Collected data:
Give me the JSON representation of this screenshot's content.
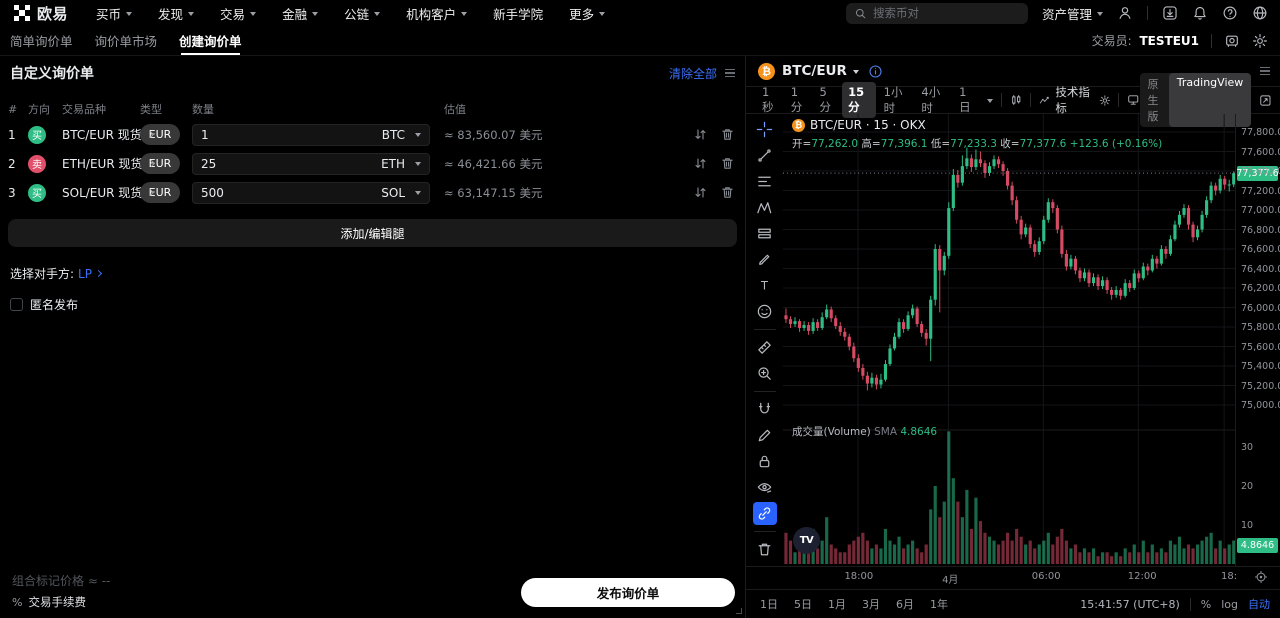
{
  "colors": {
    "accent": "#3a6ff7",
    "up": "#2ebd85",
    "down": "#d64b64",
    "badge_green": "#2ebd85",
    "btc_orange": "#f7931a"
  },
  "topnav": {
    "logo_text": "欧易",
    "menus": [
      {
        "label": "买币",
        "caret": true
      },
      {
        "label": "发现",
        "caret": true
      },
      {
        "label": "交易",
        "caret": true
      },
      {
        "label": "金融",
        "caret": true
      },
      {
        "label": "公链",
        "caret": true
      },
      {
        "label": "机构客户",
        "caret": true
      },
      {
        "label": "新手学院",
        "caret": false
      },
      {
        "label": "更多",
        "caret": true
      }
    ],
    "search_placeholder": "搜索币对",
    "assets_label": "资产管理"
  },
  "subnav": {
    "tabs": [
      {
        "label": "简单询价单",
        "active": false
      },
      {
        "label": "询价单市场",
        "active": false
      },
      {
        "label": "创建询价单",
        "active": true
      }
    ],
    "trader_label": "交易员:",
    "trader_value": "TESTEU1"
  },
  "rfq": {
    "title": "自定义询价单",
    "clear_all": "清除全部",
    "columns": {
      "index": "#",
      "direction": "方向",
      "instrument": "交易品种",
      "type": "类型",
      "amount": "数量",
      "value": "估值"
    },
    "rows": [
      {
        "index": "1",
        "side": "买",
        "side_key": "buy",
        "pair": "BTC/EUR 现货",
        "type": "EUR",
        "amount": "1",
        "ccy": "BTC",
        "value": "≈ 83,560.07 美元"
      },
      {
        "index": "2",
        "side": "卖",
        "side_key": "sell",
        "pair": "ETH/EUR 现货",
        "type": "EUR",
        "amount": "25",
        "ccy": "ETH",
        "value": "≈ 46,421.66 美元"
      },
      {
        "index": "3",
        "side": "买",
        "side_key": "buy",
        "pair": "SOL/EUR 现货",
        "type": "EUR",
        "amount": "500",
        "ccy": "SOL",
        "value": "≈ 63,147.15 美元"
      }
    ],
    "add_edit_legs": "添加/编辑腿",
    "counterparty_label": "选择对手方:",
    "counterparty_value": "LP",
    "anonymous_label": "匿名发布",
    "mark_price_label": "组合标记价格",
    "mark_price_value": "≈ --",
    "fee_pct_symbol": "%",
    "fee_label": "交易手续费",
    "publish_button": "发布询价单"
  },
  "chart": {
    "symbol": "BTC/EUR",
    "timeframes": [
      "1秒",
      "1分",
      "5分",
      "15分",
      "1小时",
      "4小时",
      "1日"
    ],
    "active_timeframe": "15分",
    "indicators_label": "技术指标",
    "native_label": "原生版",
    "tv_label": "TradingView",
    "legend_title": "BTC/EUR · 15 · OKX",
    "ohlc": {
      "open_label": "开=",
      "open": "77,262.0",
      "high_label": "高=",
      "high": "77,396.1",
      "low_label": "低=",
      "low": "77,233.3",
      "close_label": "收=",
      "close": "77,377.6",
      "change": "+123.6 (+0.16%)"
    },
    "volume_legend": {
      "label": "成交量(Volume)",
      "sma_label": "SMA",
      "sma_value": "4.8646"
    },
    "last_price_badge": "77,377.6",
    "volume_badge": "4.8646",
    "tv_logo_text": "TV",
    "ranges": [
      "1日",
      "5日",
      "1月",
      "3月",
      "6月",
      "1年"
    ],
    "clock": "15:41:57 (UTC+8)",
    "percent_label": "%",
    "log_label": "log",
    "auto_label": "自动"
  },
  "chart_data": {
    "type": "candlestick",
    "symbol": "BTC/EUR",
    "interval": "15",
    "exchange": "OKX",
    "current": {
      "open": 77262.0,
      "high": 77396.1,
      "low": 77233.3,
      "close": 77377.6,
      "change": 123.6,
      "change_pct": 0.16
    },
    "price_axis": {
      "min": 75000,
      "max": 77800,
      "step": 200
    },
    "volume_axis": {
      "ticks": [
        10,
        20,
        30
      ]
    },
    "volume_sma": 4.8646,
    "last_price": 77377.6,
    "time_ticks": [
      {
        "label": "18:00",
        "pos": 0.166
      },
      {
        "label": "4月",
        "pos": 0.366
      },
      {
        "label": "06:00",
        "pos": 0.576
      },
      {
        "label": "12:00",
        "pos": 0.786
      },
      {
        "label": "18:",
        "pos": 0.976
      }
    ],
    "candles": [
      [
        75920,
        75990,
        75840,
        75880,
        8
      ],
      [
        75880,
        75910,
        75790,
        75830,
        6
      ],
      [
        75830,
        75900,
        75800,
        75860,
        3
      ],
      [
        75860,
        75880,
        75750,
        75790,
        4
      ],
      [
        75790,
        75860,
        75760,
        75820,
        3
      ],
      [
        75820,
        75850,
        75720,
        75760,
        3
      ],
      [
        75760,
        75890,
        75730,
        75850,
        9
      ],
      [
        75850,
        75880,
        75760,
        75790,
        4
      ],
      [
        75790,
        75950,
        75770,
        75900,
        6
      ],
      [
        75900,
        76030,
        75880,
        75980,
        12
      ],
      [
        75980,
        76010,
        75850,
        75890,
        5
      ],
      [
        75890,
        75920,
        75780,
        75810,
        4
      ],
      [
        75810,
        75850,
        75710,
        75750,
        3
      ],
      [
        75750,
        75790,
        75660,
        75700,
        3
      ],
      [
        75700,
        75730,
        75560,
        75600,
        5
      ],
      [
        75600,
        75640,
        75440,
        75480,
        6
      ],
      [
        75480,
        75520,
        75340,
        75380,
        7
      ],
      [
        75380,
        75420,
        75260,
        75300,
        8
      ],
      [
        75300,
        75340,
        75150,
        75220,
        6
      ],
      [
        75220,
        75330,
        75180,
        75280,
        4
      ],
      [
        75280,
        75310,
        75160,
        75210,
        5
      ],
      [
        75210,
        75320,
        75170,
        75260,
        4
      ],
      [
        75260,
        75460,
        75240,
        75420,
        9
      ],
      [
        75420,
        75620,
        75400,
        75580,
        6
      ],
      [
        75580,
        75740,
        75560,
        75700,
        5
      ],
      [
        75700,
        75890,
        75680,
        75850,
        7
      ],
      [
        75850,
        75880,
        75740,
        75780,
        4
      ],
      [
        75780,
        75960,
        75760,
        75920,
        5
      ],
      [
        75920,
        76030,
        75890,
        75990,
        6
      ],
      [
        75990,
        76010,
        75800,
        75830,
        4
      ],
      [
        75830,
        75860,
        75700,
        75740,
        3
      ],
      [
        75740,
        75780,
        75610,
        75680,
        5
      ],
      [
        75680,
        76120,
        75450,
        76080,
        14
      ],
      [
        76080,
        76650,
        76020,
        76600,
        20
      ],
      [
        76600,
        76640,
        75950,
        76380,
        12
      ],
      [
        76380,
        76570,
        76330,
        76530,
        16
      ],
      [
        76530,
        77080,
        76500,
        77020,
        34
      ],
      [
        77020,
        77420,
        76990,
        77360,
        22
      ],
      [
        77360,
        77410,
        77230,
        77280,
        16
      ],
      [
        77280,
        77560,
        77250,
        77450,
        12
      ],
      [
        77450,
        77640,
        77420,
        77530,
        19
      ],
      [
        77530,
        77570,
        77390,
        77440,
        9
      ],
      [
        77440,
        77620,
        77410,
        77520,
        17
      ],
      [
        77520,
        77600,
        77440,
        77480,
        11
      ],
      [
        77480,
        77510,
        77330,
        77380,
        8
      ],
      [
        77380,
        77490,
        77350,
        77450,
        7
      ],
      [
        77450,
        77560,
        77420,
        77520,
        6
      ],
      [
        77520,
        77550,
        77430,
        77470,
        5
      ],
      [
        77470,
        77500,
        77350,
        77400,
        6
      ],
      [
        77400,
        77430,
        77210,
        77250,
        8
      ],
      [
        77250,
        77290,
        77050,
        77100,
        6
      ],
      [
        77100,
        77140,
        76860,
        76900,
        9
      ],
      [
        76900,
        76940,
        76700,
        76750,
        7
      ],
      [
        76750,
        76860,
        76720,
        76820,
        5
      ],
      [
        76820,
        76850,
        76610,
        76650,
        6
      ],
      [
        76650,
        76690,
        76520,
        76570,
        4
      ],
      [
        76570,
        76720,
        76540,
        76680,
        5
      ],
      [
        76680,
        76940,
        76650,
        76900,
        6
      ],
      [
        76900,
        77120,
        76870,
        77080,
        8
      ],
      [
        77080,
        77110,
        76970,
        77020,
        5
      ],
      [
        77020,
        77050,
        76760,
        76800,
        7
      ],
      [
        76800,
        76840,
        76510,
        76550,
        9
      ],
      [
        76550,
        76590,
        76380,
        76420,
        6
      ],
      [
        76420,
        76540,
        76390,
        76500,
        4
      ],
      [
        76500,
        76530,
        76340,
        76380,
        5
      ],
      [
        76380,
        76410,
        76260,
        76300,
        3
      ],
      [
        76300,
        76400,
        76270,
        76360,
        4
      ],
      [
        76360,
        76390,
        76210,
        76250,
        3
      ],
      [
        76250,
        76350,
        76220,
        76310,
        4
      ],
      [
        76310,
        76340,
        76180,
        76220,
        2
      ],
      [
        76220,
        76320,
        76190,
        76280,
        3
      ],
      [
        76280,
        76310,
        76140,
        76180,
        3
      ],
      [
        76180,
        76210,
        76080,
        76130,
        2
      ],
      [
        76130,
        76220,
        76100,
        76180,
        3
      ],
      [
        76180,
        76200,
        76080,
        76120,
        2
      ],
      [
        76120,
        76290,
        76100,
        76250,
        4
      ],
      [
        76250,
        76280,
        76160,
        76200,
        3
      ],
      [
        76200,
        76390,
        76180,
        76350,
        5
      ],
      [
        76350,
        76380,
        76260,
        76300,
        3
      ],
      [
        76300,
        76460,
        76280,
        76420,
        6
      ],
      [
        76420,
        76450,
        76330,
        76380,
        3
      ],
      [
        76380,
        76540,
        76360,
        76500,
        5
      ],
      [
        76500,
        76530,
        76400,
        76450,
        3
      ],
      [
        76450,
        76640,
        76430,
        76600,
        4
      ],
      [
        76600,
        76630,
        76500,
        76550,
        3
      ],
      [
        76550,
        76740,
        76530,
        76700,
        6
      ],
      [
        76700,
        76890,
        76680,
        76850,
        5
      ],
      [
        76850,
        76990,
        76820,
        76950,
        7
      ],
      [
        76950,
        77060,
        76920,
        77020,
        4
      ],
      [
        77020,
        77050,
        76800,
        76850,
        5
      ],
      [
        76850,
        76880,
        76670,
        76720,
        4
      ],
      [
        76720,
        76840,
        76690,
        76800,
        5
      ],
      [
        76800,
        76990,
        76770,
        76950,
        6
      ],
      [
        76950,
        77140,
        76920,
        77100,
        7
      ],
      [
        77100,
        77290,
        77070,
        77250,
        8
      ],
      [
        77250,
        77280,
        77150,
        77200,
        4
      ],
      [
        77200,
        77360,
        77170,
        77320,
        6
      ],
      [
        77320,
        77350,
        77210,
        77260,
        4
      ],
      [
        77260,
        77310,
        77190,
        77262,
        5
      ],
      [
        77262,
        77396.1,
        77233.3,
        77377.6,
        6
      ]
    ]
  }
}
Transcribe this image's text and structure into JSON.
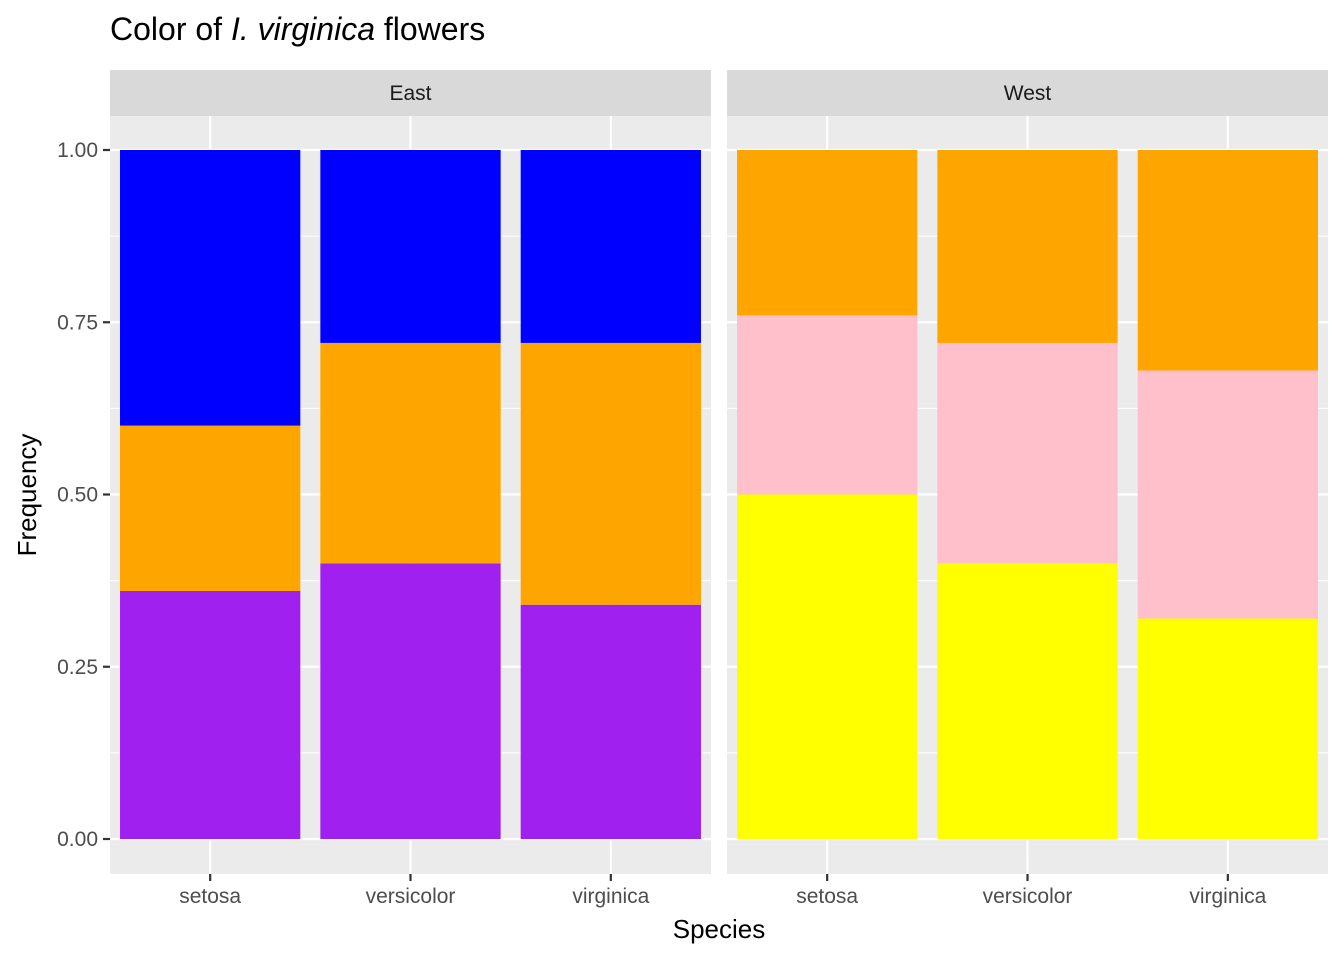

- REQUIRED TASK -
Identify every line above that includes the word "pair", and show those lines.

- EXERCISE SOLUTION -
        "pair": "BTC/EUR 现货",
        "pair": "ETH/EUR 现货",
        "pair": "SOL/EUR 现货",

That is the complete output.